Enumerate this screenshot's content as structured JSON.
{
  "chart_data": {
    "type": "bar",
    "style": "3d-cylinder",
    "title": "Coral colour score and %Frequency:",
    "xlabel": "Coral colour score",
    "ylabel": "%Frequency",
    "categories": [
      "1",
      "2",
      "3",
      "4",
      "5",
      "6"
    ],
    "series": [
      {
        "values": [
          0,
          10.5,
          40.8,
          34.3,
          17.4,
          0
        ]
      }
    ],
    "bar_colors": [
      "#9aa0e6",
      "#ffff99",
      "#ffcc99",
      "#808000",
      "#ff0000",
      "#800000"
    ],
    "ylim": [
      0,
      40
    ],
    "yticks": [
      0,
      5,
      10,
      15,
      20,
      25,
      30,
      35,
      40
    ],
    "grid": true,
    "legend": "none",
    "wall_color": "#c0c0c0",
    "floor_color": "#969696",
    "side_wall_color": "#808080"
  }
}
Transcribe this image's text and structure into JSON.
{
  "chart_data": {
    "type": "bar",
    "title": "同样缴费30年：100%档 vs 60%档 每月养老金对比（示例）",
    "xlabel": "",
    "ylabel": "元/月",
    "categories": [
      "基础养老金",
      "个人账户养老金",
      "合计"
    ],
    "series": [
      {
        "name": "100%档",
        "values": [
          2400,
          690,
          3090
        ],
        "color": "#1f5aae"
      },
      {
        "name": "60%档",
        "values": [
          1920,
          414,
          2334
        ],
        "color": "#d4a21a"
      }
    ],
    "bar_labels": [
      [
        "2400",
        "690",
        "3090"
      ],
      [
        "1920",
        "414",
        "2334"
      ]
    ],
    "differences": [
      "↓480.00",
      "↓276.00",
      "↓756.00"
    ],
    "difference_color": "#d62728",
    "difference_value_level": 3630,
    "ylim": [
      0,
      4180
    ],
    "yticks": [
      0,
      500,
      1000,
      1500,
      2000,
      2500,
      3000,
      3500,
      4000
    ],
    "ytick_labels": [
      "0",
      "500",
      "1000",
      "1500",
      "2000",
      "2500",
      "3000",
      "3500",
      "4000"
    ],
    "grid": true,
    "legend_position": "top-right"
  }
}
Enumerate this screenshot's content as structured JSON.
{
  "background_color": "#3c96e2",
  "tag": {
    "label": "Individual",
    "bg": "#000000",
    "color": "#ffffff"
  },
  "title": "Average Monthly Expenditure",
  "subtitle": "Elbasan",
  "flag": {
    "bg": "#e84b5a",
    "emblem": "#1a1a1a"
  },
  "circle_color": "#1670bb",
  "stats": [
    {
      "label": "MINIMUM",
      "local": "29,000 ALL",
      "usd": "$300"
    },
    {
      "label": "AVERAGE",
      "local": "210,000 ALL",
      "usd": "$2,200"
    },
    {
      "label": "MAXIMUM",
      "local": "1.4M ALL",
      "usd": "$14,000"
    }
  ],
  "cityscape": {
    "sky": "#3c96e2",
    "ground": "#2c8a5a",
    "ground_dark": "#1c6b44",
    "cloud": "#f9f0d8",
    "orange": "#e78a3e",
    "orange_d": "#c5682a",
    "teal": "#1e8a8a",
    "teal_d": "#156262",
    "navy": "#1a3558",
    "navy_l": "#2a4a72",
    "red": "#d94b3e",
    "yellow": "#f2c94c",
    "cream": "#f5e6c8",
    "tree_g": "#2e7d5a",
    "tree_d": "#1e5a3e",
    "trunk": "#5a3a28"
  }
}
^^^^
• _What is being asked_
Within the listing, how many lines hold the word "score"? Only the number is to be given.

• _Solution to this problem_
2